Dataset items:
========
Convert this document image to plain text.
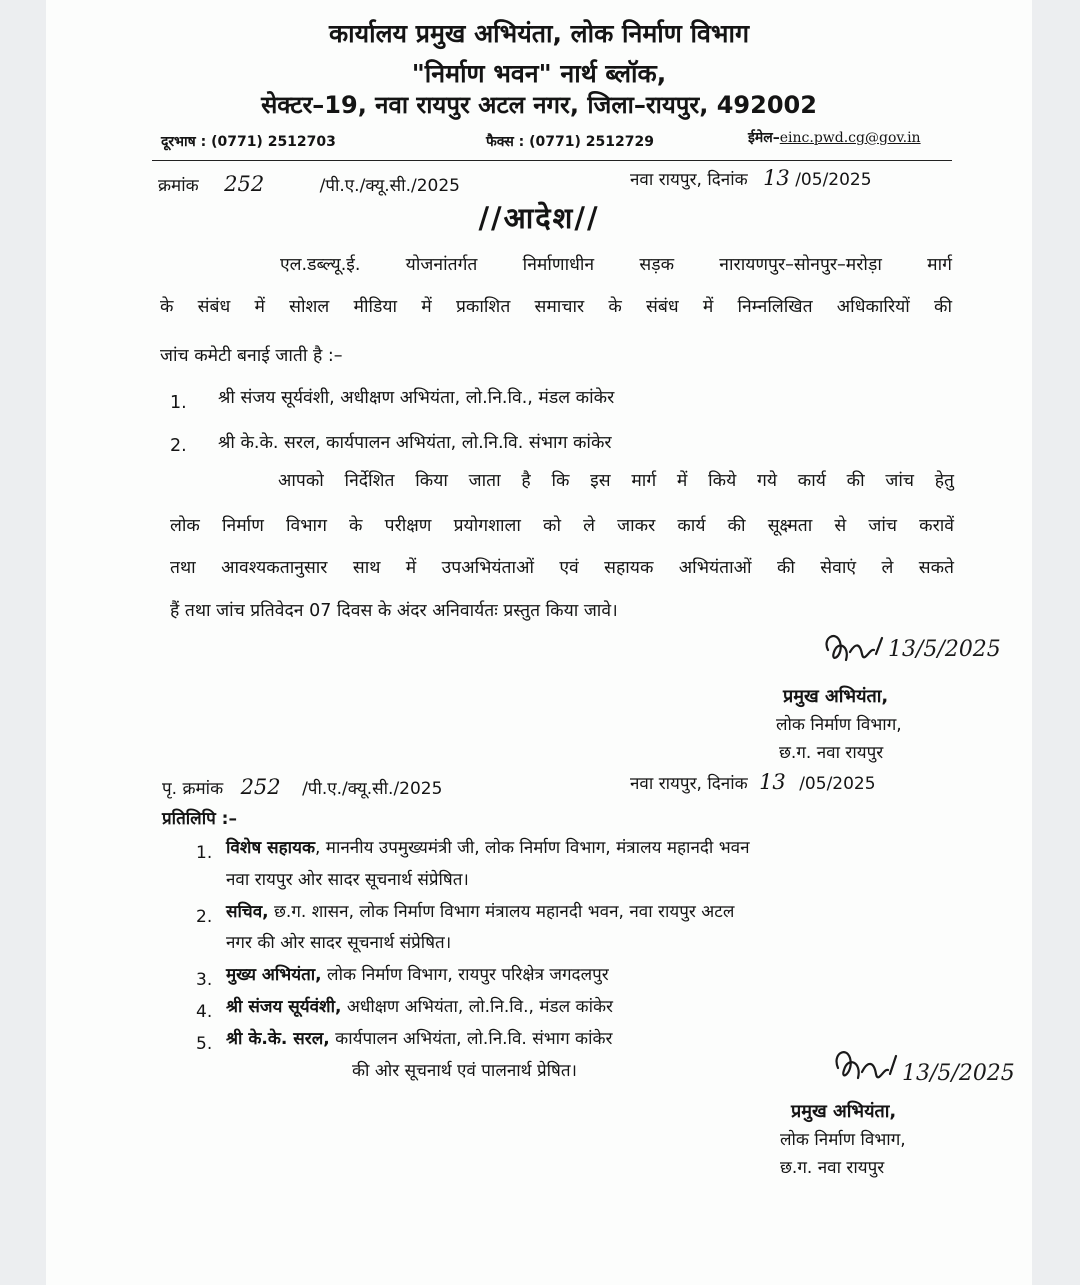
कार्यालय प्रमुख अभियंता, लोक निर्माण विभाग
"निर्माण भवन" नार्थ ब्लॉक,
सेक्टर–19, नवा रायपुर अटल नगर, जिला–रायपुर, 492002
दूरभाष : (0771) 2512703	फैक्स : (0771) 2512729	ईमेल–einc.pwd.cg@gov.in
क्रमांक 252	/पी.ए./क्यू.सी./2025	नवा रायपुर, दिनांक 13 /05/2025
//आदेश//
एल.डब्ल्यू.ई. योजनांतर्गत निर्माणाधीन सड़क नारायणपुर–सोनपुर–मरोड़ा मार्ग
के संबंध में सोशल मीडिया में प्रकाशित समाचार के संबंध में निम्नलिखित अधिकारियों की
जांच कमेटी बनाई जाती है :–
1. श्री संजय सूर्यवंशी, अधीक्षण अभियंता, लो.नि.वि., मंडल कांकेर
2. श्री के.के. सरल, कार्यपालन अभियंता, लो.नि.वि. संभाग कांकेर
आपको निर्देशित किया जाता है कि इस मार्ग में किये गये कार्य की जांच हेतु
लोक निर्माण विभाग के परीक्षण प्रयोगशाला को ले जाकर कार्य की सूक्ष्मता से जांच करावें
तथा आवश्यकतानुसार साथ में उपअभियंताओं एवं सहायक अभियंताओं की सेवाएं ले सकते
हैं तथा जांच प्रतिवेदन 07 दिवस के अंदर अनिवार्यतः प्रस्तुत किया जावे।
13/5/2025
प्रमुख अभियंता,
लोक निर्माण विभाग,
छ.ग. नवा रायपुर
पृ. क्रमांक 252 /पी.ए./क्यू.सी./2025	नवा रायपुर, दिनांक 13 /05/2025
प्रतिलिपि :–
1. विशेष सहायक, माननीय उपमुख्यमंत्री जी, लोक निर्माण विभाग, मंत्रालय महानदी भवन
नवा रायपुर ओर सादर सूचनार्थ संप्रेषित।
2. सचिव, छ.ग. शासन, लोक निर्माण विभाग मंत्रालय महानदी भवन, नवा रायपुर अटल
नगर की ओर सादर सूचनार्थ संप्रेषित।
3. मुख्य अभियंता, लोक निर्माण विभाग, रायपुर परिक्षेत्र जगदलपुर
4. श्री संजय सूर्यवंशी, अधीक्षण अभियंता, लो.नि.वि., मंडल कांकेर
5. श्री के.के. सरल, कार्यपालन अभियंता, लो.नि.वि. संभाग कांकेर
की ओर सूचनार्थ एवं पालनार्थ प्रेषित।	13/5/2025
प्रमुख अभियंता,
लोक निर्माण विभाग,
छ.ग. नवा रायपुर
========
§ **SET PROBLEM**:
Pictures stay out; repeat all the rest of the records exactly.

§ **TASK RESPONSE**:
Convert this document image to plain text.
कार्यालय प्रमुख अभियंता, लोक निर्माण विभाग
"निर्माण भवन" नार्थ ब्लॉक,
सेक्टर–19, नवा रायपुर अटल नगर, जिला–रायपुर, 492002
दूरभाष : (0771) 2512703	फैक्स : (0771) 2512729	ईमेल–einc.pwd.cg@gov.in
क्रमांक 252	/पी.ए./क्यू.सी./2025	नवा रायपुर, दिनांक 13 /05/2025
//आदेश//
एल.डब्ल्यू.ई. योजनांतर्गत निर्माणाधीन सड़क नारायणपुर–सोनपुर–मरोड़ा मार्ग
के संबंध में सोशल मीडिया में प्रकाशित समाचार के संबंध में निम्नलिखित अधिकारियों की
जांच कमेटी बनाई जाती है :–
1. श्री संजय सूर्यवंशी, अधीक्षण अभियंता, लो.नि.वि., मंडल कांकेर
2. श्री के.के. सरल, कार्यपालन अभियंता, लो.नि.वि. संभाग कांकेर
आपको निर्देशित किया जाता है कि इस मार्ग में किये गये कार्य की जांच हेतु
लोक निर्माण विभाग के परीक्षण प्रयोगशाला को ले जाकर कार्य की सूक्ष्मता से जांच करावें
तथा आवश्यकतानुसार साथ में उपअभियंताओं एवं सहायक अभियंताओं की सेवाएं ले सकते
हैं तथा जांच प्रतिवेदन 07 दिवस के अंदर अनिवार्यतः प्रस्तुत किया जावे।
13/5/2025
प्रमुख अभियंता,
लोक निर्माण विभाग,
छ.ग. नवा रायपुर
पृ. क्रमांक 252 /पी.ए./क्यू.सी./2025	नवा रायपुर, दिनांक 13 /05/2025
प्रतिलिपि :–
1. विशेष सहायक, माननीय उपमुख्यमंत्री जी, लोक निर्माण विभाग, मंत्रालय महानदी भवन
नवा रायपुर ओर सादर सूचनार्थ संप्रेषित।
2. सचिव, छ.ग. शासन, लोक निर्माण विभाग मंत्रालय महानदी भवन, नवा रायपुर अटल
नगर की ओर सादर सूचनार्थ संप्रेषित।
3. मुख्य अभियंता, लोक निर्माण विभाग, रायपुर परिक्षेत्र जगदलपुर
4. श्री संजय सूर्यवंशी, अधीक्षण अभियंता, लो.नि.वि., मंडल कांकेर
5. श्री के.के. सरल, कार्यपालन अभियंता, लो.नि.वि. संभाग कांकेर
की ओर सूचनार्थ एवं पालनार्थ प्रेषित।	13/5/2025
प्रमुख अभियंता,
लोक निर्माण विभाग,
छ.ग. नवा रायपुर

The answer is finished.